Given request -> Copy exactly the last part of the entries, starting from the line with "What's the underlying" and including the final line.

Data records

··········

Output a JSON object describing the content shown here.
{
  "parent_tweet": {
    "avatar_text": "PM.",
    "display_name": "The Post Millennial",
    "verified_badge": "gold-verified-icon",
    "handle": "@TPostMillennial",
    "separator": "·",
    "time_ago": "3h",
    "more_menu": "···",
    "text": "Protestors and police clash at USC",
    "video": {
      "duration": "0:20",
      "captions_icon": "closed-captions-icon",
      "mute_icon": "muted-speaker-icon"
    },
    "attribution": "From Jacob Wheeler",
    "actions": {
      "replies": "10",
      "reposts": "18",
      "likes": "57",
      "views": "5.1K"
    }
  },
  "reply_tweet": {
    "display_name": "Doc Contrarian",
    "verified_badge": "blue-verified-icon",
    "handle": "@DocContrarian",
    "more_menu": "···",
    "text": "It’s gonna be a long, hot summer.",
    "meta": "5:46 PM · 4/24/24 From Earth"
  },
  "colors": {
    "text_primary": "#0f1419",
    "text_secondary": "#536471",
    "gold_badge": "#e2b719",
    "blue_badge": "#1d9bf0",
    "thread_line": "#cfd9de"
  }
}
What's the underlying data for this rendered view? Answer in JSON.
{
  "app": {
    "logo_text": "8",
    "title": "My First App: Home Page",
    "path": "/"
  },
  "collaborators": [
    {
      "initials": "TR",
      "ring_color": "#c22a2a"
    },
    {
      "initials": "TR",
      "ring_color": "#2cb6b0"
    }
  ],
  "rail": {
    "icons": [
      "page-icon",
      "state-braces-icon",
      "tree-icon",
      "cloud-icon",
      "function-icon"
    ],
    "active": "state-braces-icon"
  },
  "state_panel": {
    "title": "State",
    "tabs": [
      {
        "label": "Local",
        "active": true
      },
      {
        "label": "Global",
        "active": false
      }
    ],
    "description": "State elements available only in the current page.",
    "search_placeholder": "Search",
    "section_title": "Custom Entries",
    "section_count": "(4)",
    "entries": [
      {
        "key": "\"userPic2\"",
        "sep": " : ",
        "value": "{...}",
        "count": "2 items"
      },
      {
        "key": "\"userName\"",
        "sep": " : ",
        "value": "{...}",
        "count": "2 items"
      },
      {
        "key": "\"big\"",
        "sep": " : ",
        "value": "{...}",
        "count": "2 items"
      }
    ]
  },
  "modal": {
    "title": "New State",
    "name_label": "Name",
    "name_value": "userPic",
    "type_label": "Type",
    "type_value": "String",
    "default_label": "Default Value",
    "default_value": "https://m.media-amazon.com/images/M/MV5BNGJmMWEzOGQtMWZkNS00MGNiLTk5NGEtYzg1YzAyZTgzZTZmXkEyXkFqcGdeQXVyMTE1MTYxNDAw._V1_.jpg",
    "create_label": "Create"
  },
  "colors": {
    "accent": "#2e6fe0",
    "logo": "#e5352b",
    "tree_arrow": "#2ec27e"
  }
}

··········

Answer for the task ->
What's the underlying data for this rendered view? Answer in JSON.
{
  "app": {
    "logo_text": "8",
    "title": "My First App: Home Page",
    "path": "/"
  },
  "collaborators": [
    {
      "initials": "TR",
      "ring_color": "#c22a2a"
    },
    {
      "initials": "TR",
      "ring_color": "#2cb6b0"
    }
  ],
  "rail": {
    "icons": [
      "page-icon",
      "state-braces-icon",
      "tree-icon",
      "cloud-icon",
      "function-icon"
    ],
    "active": "state-braces-icon"
  },
  "state_panel": {
    "title": "State",
    "tabs": [
      {
        "label": "Local",
        "active": true
      },
      {
        "label": "Global",
        "active": false
      }
    ],
    "description": "State elements available only in the current page.",
    "search_placeholder": "Search",
    "section_title": "Custom Entries",
    "section_count": "(4)",
    "entries": [
      {
        "key": "\"userPic2\"",
        "sep": " : ",
        "value": "{...}",
        "count": "2 items"
      },
      {
        "key": "\"userName\"",
        "sep": " : ",
        "value": "{...}",
        "count": "2 items"
      },
      {
        "key": "\"big\"",
        "sep": " : ",
        "value": "{...}",
        "count": "2 items"
      }
    ]
  },
  "modal": {
    "title": "New State",
    "name_label": "Name",
    "name_value": "userPic",
    "type_label": "Type",
    "type_value": "String",
    "default_label": "Default Value",
    "default_value": "https://m.media-amazon.com/images/M/MV5BNGJmMWEzOGQtMWZkNS00MGNiLTk5NGEtYzg1YzAyZTgzZTZmXkEyXkFqcGdeQXVyMTE1MTYxNDAw._V1_.jpg",
    "create_label": "Create"
  },
  "colors": {
    "accent": "#2e6fe0",
    "logo": "#e5352b",
    "tree_arrow": "#2ec27e"
  }
}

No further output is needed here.